BEGIN Passage
Given two strings s1 and s2, return true if s2 contains a permutation of s1, or false otherwise.

In other words, return true if one of s1’s permutations is the substring of s2.

Example 1:

Input: s1 = "ab", s2 = "eidbaooo"
Output: true
Explanation: s2 contains one permutation of s1 ("ba").

Example 2:

Input: s1 = "ab", s2 = "eidboaoo"
Output: false

Constraints:

  • 1 <= s1.length, s2.length <= 10^4
  • s1 and s2 consist of lowercase English letters.

Solution

Approach: Sliding Window with Character Frequency

The key insight is that two strings are permutations of each other if they have the same character frequencies. We can use a sliding window of size len(s1) on s2 and check if the character frequencies match.

We maintain:

  • s1_count: frequency map of characters in s1
  • window_count: frequency map of characters in the current window of s2
  • A window of size len(s1) that slides through s2

Implementation

class Solution:
    def checkInclusion(self, s1: str, s2: str) -> bool:
        if len(s1) > len(s2):
            return False

        # Count characters in s1
        s1_count = {}
        for char in s1:
            s1_count[char] = s1_count.get(char, 0) + 1

        # Initialize window
        window_count = {}
        for i in range(len(s1)):
            char = s2[i]
            window_count[char] = window_count.get(char, 0) + 1

        # Check if initial window matches
        if window_count == s1_count:
            return True

        # Slide the window
        for i in range(len(s1), len(s2)):
            # Add new character
            new_char = s2[i]
            window_count[new_char] = window_count.get(new_char, 0) + 1

            # Remove old character
            old_char = s2[i - len(s1)]
            window_count[old_char] -= 1
            if window_count[old_char] == 0:
                del window_count[old_char]

            # Check if window matches
            if window_count == s1_count:
                return True

        return False

Optimized Version (Using Array for Lowercase Letters):

class Solution:
    def checkInclusion(self, s1: str, s2: str) -> bool:
        if len(s1) > len(s2):
            return False

        # Use arrays for character counts (26 lowercase letters)
END Passage
BEGIN Extracted material
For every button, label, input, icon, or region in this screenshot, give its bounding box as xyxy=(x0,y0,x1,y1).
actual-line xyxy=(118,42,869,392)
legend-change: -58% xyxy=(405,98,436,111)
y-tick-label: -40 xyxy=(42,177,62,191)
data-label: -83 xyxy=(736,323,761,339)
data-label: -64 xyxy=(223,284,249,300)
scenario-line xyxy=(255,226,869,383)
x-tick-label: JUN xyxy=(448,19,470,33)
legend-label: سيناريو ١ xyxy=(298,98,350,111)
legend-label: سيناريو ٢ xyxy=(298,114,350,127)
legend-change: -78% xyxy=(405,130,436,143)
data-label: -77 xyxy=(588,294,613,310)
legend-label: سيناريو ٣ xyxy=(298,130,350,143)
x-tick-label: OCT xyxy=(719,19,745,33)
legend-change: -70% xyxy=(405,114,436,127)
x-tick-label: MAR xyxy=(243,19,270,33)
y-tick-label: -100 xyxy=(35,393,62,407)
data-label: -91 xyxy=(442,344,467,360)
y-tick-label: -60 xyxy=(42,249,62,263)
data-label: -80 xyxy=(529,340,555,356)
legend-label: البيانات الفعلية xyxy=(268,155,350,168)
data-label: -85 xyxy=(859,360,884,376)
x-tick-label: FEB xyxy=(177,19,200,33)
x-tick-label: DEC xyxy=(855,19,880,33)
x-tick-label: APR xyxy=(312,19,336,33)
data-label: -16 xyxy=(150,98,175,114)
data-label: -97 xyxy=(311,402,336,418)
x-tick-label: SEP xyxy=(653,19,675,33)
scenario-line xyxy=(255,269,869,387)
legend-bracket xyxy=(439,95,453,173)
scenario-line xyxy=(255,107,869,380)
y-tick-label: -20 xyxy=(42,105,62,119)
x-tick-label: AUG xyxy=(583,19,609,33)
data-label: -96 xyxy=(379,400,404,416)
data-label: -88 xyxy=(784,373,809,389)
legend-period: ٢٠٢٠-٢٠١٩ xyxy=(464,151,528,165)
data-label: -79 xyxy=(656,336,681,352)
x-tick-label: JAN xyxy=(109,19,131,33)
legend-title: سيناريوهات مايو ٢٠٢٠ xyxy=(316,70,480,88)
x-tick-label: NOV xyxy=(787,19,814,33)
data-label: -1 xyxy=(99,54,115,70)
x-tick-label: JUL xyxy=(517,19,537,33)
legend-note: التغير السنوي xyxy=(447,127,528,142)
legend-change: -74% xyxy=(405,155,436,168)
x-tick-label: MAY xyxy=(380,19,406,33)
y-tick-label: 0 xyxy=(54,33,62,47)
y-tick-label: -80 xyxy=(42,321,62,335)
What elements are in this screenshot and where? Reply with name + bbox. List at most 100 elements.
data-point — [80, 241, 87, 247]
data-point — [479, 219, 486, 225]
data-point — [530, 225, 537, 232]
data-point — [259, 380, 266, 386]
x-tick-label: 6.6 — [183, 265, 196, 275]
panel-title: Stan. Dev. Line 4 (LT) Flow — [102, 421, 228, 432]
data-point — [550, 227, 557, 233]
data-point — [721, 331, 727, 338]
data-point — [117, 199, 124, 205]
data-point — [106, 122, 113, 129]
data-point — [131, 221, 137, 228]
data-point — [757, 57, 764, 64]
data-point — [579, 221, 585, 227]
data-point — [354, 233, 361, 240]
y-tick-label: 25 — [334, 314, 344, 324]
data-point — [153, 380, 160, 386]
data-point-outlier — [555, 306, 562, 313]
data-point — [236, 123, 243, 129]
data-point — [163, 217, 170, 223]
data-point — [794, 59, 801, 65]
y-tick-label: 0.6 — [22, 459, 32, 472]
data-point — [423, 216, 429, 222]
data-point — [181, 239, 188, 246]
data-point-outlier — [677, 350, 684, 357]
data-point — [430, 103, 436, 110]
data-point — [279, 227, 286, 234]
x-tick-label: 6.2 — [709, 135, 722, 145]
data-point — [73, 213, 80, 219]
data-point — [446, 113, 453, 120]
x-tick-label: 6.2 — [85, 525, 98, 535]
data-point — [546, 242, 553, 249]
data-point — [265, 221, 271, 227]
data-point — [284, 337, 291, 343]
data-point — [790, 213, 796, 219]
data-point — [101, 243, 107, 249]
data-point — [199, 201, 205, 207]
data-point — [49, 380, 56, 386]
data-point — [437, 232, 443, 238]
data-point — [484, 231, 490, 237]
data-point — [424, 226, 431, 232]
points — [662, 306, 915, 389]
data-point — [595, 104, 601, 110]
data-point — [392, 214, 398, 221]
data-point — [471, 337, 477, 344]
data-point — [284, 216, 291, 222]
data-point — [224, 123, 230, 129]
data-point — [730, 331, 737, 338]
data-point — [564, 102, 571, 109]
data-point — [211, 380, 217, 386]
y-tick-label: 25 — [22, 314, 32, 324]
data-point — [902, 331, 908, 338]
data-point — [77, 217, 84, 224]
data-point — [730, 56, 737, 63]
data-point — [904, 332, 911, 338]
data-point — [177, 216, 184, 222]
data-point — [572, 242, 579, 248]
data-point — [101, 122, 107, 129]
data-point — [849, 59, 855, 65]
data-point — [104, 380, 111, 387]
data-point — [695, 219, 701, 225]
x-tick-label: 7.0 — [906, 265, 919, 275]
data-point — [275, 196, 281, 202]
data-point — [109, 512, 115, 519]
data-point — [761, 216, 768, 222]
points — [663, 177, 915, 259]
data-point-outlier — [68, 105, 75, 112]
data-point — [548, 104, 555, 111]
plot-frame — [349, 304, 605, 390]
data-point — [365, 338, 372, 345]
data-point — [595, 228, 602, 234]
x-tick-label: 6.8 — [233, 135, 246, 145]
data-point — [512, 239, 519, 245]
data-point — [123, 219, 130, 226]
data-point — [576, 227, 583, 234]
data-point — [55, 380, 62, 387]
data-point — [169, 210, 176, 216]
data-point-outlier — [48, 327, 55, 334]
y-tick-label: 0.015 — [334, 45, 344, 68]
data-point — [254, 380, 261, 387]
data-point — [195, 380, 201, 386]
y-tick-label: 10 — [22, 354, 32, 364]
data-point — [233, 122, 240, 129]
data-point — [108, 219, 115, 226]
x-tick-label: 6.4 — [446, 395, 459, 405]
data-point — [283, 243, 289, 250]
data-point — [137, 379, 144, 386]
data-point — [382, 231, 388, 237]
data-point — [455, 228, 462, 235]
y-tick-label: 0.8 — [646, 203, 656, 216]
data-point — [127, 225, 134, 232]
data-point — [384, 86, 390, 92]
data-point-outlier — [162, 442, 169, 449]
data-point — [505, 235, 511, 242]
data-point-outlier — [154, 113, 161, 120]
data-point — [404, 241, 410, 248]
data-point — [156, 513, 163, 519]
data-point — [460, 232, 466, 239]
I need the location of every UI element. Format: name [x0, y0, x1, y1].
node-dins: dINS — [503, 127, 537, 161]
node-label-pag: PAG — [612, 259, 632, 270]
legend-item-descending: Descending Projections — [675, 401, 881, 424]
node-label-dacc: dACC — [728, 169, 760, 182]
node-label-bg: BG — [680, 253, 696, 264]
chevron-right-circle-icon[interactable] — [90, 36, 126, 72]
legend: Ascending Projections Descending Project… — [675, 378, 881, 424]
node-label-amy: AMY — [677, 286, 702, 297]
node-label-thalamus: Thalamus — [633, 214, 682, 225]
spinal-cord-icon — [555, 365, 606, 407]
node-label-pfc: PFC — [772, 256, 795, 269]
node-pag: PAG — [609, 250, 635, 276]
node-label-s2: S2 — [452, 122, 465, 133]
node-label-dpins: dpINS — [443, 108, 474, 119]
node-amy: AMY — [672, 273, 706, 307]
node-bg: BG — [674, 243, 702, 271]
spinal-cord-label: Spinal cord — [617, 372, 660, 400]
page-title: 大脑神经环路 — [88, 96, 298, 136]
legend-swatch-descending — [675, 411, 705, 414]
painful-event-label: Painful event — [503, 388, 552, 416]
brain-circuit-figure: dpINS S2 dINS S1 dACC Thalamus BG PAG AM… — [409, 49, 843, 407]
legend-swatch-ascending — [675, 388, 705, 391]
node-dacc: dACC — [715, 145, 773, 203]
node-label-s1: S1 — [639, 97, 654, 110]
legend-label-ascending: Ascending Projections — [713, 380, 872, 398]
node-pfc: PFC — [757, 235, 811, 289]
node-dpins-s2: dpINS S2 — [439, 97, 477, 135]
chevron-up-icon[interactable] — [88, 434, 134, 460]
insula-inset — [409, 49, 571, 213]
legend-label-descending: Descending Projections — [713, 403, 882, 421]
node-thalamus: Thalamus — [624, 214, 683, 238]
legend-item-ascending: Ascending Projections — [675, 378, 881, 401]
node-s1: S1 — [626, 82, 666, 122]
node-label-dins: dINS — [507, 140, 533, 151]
END Extracted material
Explore the material:
1. According to the passage, what characters do s1 and s2 consist of?
2. Say whether each statement agrees with the passage, answering yes or no and quoting the deciding words: (a) In Example 2, the output is false. (b) The sliding window has a size equal to the length of s2. (c) The optimized version uses arrays for character counts.
3. Rewrite the part of the passage starting at "Approach: Sliding Window" and ending at "character frequencies match.", replacing "character frequencies" with "letter counts".

Results of the tasks:
1. Lowercase English letters.

2.
(a) Yes: "Output: false"
(b) No: "a sliding window of size len(s1) on s2"
(c) Yes: "Use arrays for character counts (26 lowercase letters)"

3.
Approach: Sliding Window with Character Frequency

The key insight is that two strings are permutations of each other if they have the same letter counts. We can use a sliding window of size len(s1) on s2 and check if the letter counts match.